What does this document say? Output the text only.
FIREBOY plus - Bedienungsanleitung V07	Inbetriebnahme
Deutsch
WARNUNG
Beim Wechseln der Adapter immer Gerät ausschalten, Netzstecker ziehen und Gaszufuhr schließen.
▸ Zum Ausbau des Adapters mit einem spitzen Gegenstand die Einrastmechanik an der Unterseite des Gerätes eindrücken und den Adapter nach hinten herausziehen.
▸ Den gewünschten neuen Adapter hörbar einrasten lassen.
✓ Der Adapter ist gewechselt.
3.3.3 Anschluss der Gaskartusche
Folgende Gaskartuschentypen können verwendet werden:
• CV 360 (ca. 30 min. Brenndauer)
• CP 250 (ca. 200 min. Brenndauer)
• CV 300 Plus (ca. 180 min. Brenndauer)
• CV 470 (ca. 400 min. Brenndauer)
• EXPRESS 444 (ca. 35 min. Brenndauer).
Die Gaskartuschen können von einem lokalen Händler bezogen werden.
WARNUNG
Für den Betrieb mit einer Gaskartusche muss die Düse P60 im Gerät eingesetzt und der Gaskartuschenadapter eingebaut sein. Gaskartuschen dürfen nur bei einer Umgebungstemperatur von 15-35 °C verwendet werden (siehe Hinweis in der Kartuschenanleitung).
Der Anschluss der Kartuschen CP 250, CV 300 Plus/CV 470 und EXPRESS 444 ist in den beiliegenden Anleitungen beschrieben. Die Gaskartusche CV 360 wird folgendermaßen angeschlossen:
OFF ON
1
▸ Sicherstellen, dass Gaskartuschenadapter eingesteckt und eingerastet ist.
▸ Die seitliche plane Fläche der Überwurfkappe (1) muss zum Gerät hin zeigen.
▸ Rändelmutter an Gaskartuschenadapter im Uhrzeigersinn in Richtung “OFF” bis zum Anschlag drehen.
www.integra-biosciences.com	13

────────────────

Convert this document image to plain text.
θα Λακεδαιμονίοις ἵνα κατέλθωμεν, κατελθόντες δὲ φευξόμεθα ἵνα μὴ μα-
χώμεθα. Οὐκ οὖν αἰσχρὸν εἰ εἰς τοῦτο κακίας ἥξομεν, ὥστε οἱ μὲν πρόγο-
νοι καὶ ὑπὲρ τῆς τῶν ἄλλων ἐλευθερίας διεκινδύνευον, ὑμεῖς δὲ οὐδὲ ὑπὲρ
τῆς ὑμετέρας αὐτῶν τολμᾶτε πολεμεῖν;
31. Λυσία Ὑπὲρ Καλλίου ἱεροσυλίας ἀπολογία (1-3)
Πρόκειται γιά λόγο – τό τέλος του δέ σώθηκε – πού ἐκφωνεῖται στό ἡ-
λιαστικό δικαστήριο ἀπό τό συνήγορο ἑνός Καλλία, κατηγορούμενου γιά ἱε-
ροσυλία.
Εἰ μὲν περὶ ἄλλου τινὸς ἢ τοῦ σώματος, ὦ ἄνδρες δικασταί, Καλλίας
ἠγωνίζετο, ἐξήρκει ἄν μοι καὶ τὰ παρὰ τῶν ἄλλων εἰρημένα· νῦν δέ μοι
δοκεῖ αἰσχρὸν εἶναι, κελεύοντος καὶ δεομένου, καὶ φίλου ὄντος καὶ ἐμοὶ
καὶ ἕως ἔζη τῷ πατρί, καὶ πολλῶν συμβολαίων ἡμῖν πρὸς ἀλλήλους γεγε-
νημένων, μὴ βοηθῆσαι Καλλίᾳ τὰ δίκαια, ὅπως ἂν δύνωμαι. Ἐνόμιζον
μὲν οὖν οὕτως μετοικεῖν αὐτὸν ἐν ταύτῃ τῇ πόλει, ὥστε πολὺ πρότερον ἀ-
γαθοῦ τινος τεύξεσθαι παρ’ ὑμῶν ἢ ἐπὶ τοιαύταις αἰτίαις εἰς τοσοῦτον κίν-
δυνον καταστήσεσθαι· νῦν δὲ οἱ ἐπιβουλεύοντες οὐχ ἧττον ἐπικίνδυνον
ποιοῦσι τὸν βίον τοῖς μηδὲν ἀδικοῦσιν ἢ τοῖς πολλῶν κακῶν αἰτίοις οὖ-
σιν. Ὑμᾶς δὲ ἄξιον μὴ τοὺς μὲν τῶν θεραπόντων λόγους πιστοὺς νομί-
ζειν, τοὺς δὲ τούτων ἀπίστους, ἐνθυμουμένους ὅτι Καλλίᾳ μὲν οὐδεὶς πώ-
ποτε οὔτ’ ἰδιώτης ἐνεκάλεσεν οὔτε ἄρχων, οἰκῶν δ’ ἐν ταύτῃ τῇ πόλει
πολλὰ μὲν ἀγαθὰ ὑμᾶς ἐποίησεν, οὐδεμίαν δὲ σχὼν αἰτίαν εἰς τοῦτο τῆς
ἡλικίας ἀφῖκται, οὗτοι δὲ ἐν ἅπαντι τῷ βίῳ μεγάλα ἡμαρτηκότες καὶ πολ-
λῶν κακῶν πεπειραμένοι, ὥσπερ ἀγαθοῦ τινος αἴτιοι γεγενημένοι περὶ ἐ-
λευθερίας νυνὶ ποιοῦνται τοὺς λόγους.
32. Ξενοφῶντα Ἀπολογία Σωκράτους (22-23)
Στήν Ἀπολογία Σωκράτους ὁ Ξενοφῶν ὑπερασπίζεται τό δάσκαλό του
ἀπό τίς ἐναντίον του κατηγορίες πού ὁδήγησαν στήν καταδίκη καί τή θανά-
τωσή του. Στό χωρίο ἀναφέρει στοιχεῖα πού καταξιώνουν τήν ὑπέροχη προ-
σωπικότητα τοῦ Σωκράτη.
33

────────────────

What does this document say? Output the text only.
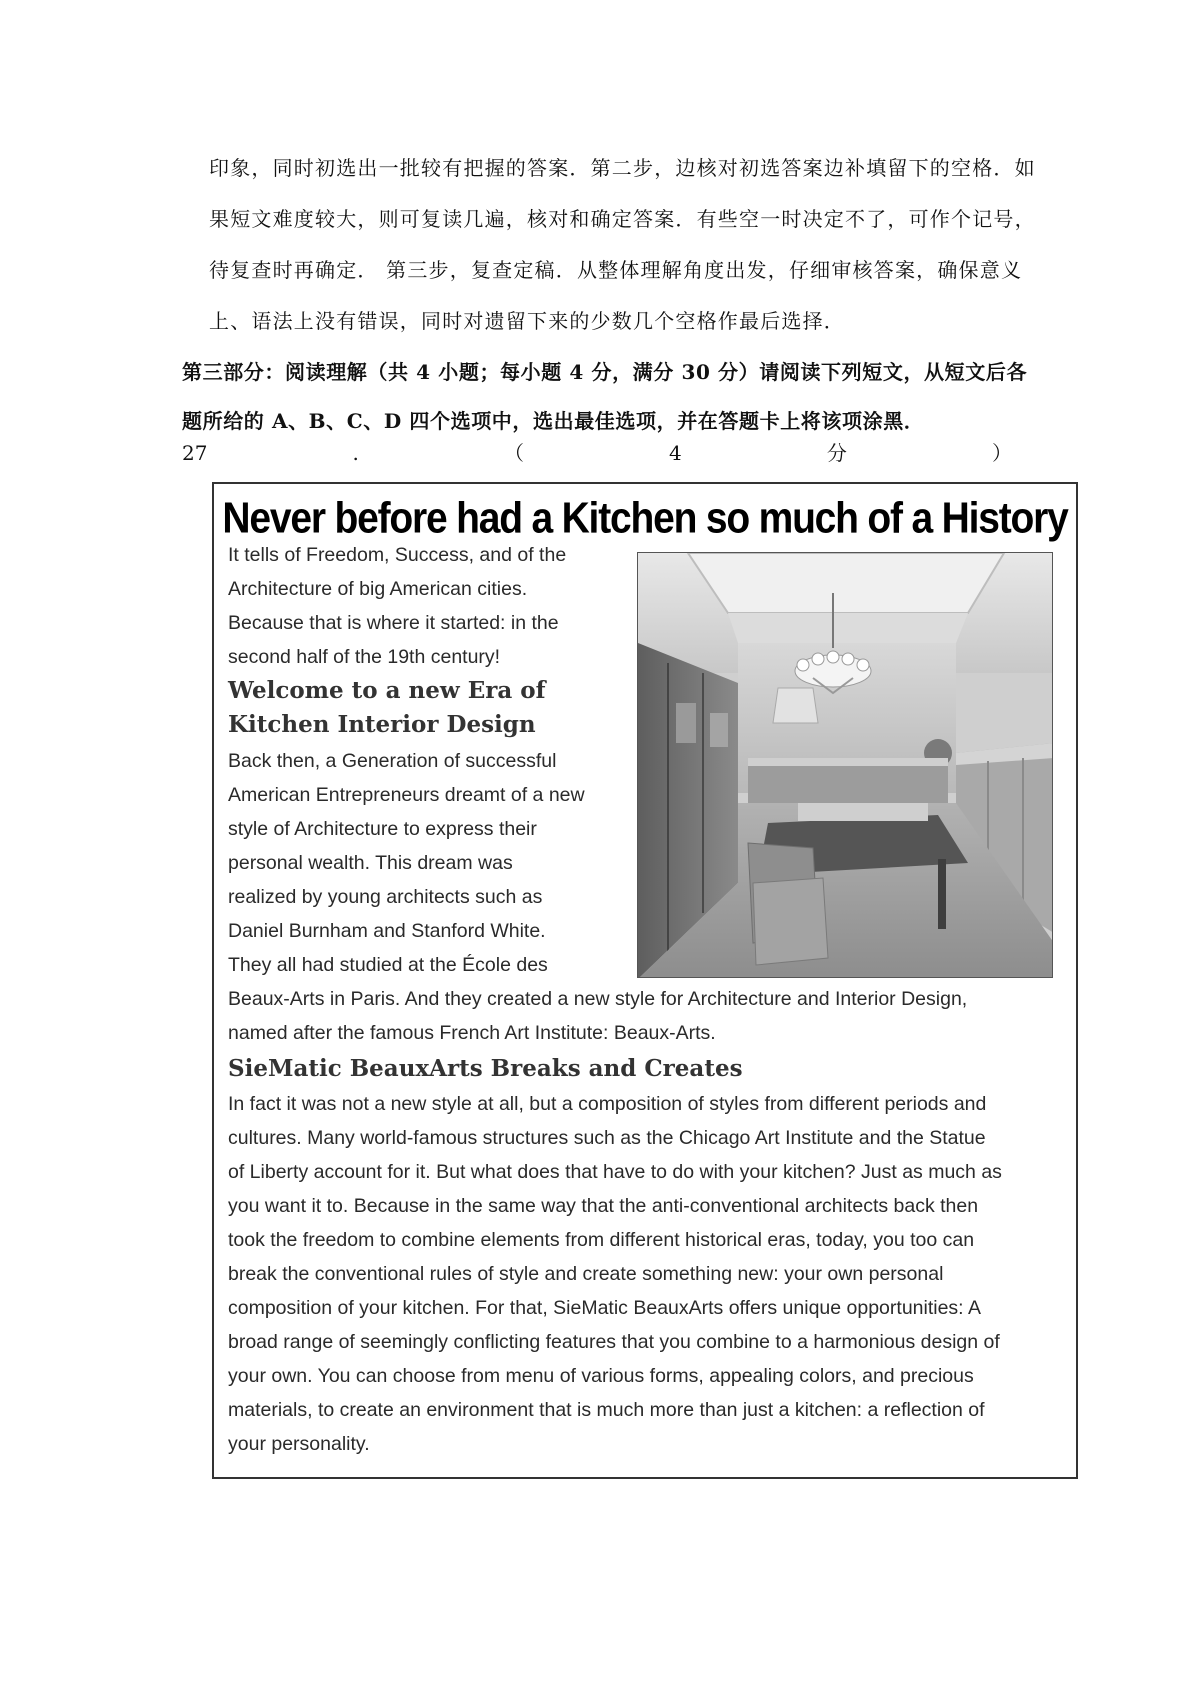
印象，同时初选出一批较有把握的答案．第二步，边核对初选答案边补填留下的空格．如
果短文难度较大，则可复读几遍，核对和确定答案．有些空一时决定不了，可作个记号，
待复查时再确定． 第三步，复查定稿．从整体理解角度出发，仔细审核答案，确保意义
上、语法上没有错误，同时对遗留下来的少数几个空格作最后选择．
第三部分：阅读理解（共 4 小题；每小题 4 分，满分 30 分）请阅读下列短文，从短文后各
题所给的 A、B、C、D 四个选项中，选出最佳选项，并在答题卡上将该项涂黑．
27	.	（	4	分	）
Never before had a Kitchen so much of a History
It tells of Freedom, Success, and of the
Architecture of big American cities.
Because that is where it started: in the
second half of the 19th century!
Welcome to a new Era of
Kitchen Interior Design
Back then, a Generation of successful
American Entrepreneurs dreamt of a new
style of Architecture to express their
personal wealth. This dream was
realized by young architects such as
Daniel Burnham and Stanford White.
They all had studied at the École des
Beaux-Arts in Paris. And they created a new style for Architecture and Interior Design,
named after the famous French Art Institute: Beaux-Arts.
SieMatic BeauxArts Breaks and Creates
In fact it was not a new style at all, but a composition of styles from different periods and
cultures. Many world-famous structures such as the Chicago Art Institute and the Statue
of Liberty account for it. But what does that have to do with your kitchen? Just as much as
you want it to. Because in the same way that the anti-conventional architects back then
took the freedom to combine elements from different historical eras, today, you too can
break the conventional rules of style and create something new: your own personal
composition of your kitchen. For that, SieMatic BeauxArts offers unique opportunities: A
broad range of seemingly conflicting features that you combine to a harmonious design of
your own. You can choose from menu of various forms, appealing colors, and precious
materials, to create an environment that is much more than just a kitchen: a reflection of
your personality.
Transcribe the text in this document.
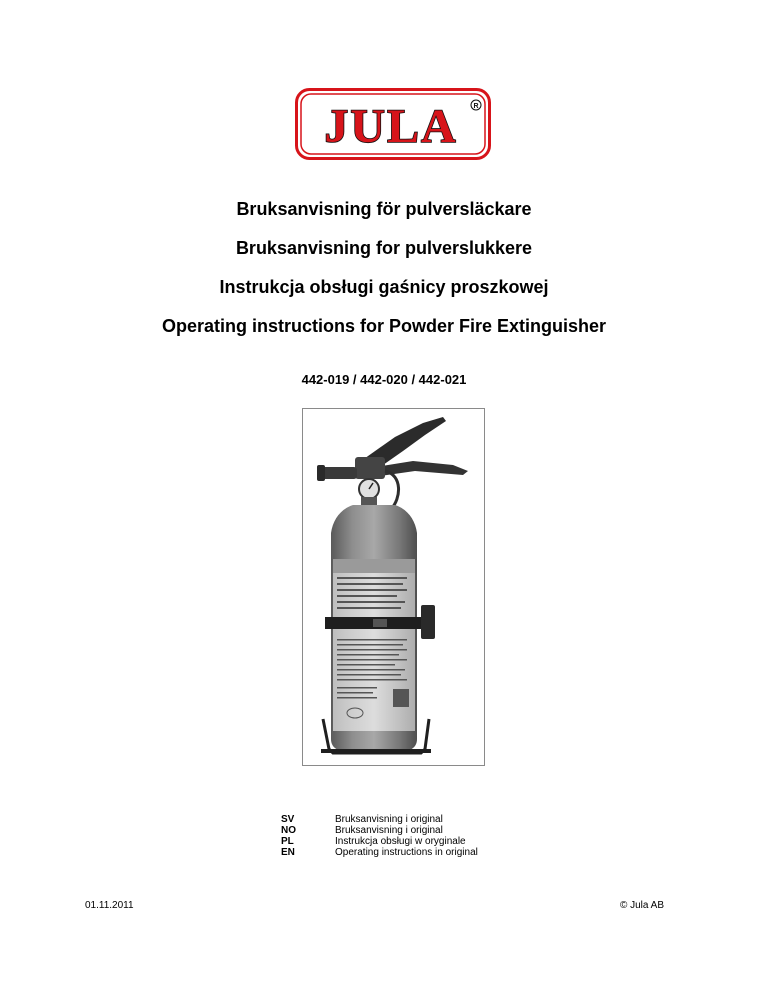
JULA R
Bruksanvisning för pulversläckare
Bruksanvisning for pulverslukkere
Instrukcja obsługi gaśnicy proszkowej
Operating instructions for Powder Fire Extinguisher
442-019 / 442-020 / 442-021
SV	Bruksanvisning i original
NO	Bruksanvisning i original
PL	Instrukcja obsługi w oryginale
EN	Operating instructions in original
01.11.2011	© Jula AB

────────────────

Check every line of the data, and copy the ones that contain "from".

Task response
In fact it was not a new style at all, but a composition of styles from different periods and
took the freedom to combine elements from different historical eras, today, you too can
your own. You can choose from menu of various forms, appealing colors, and precious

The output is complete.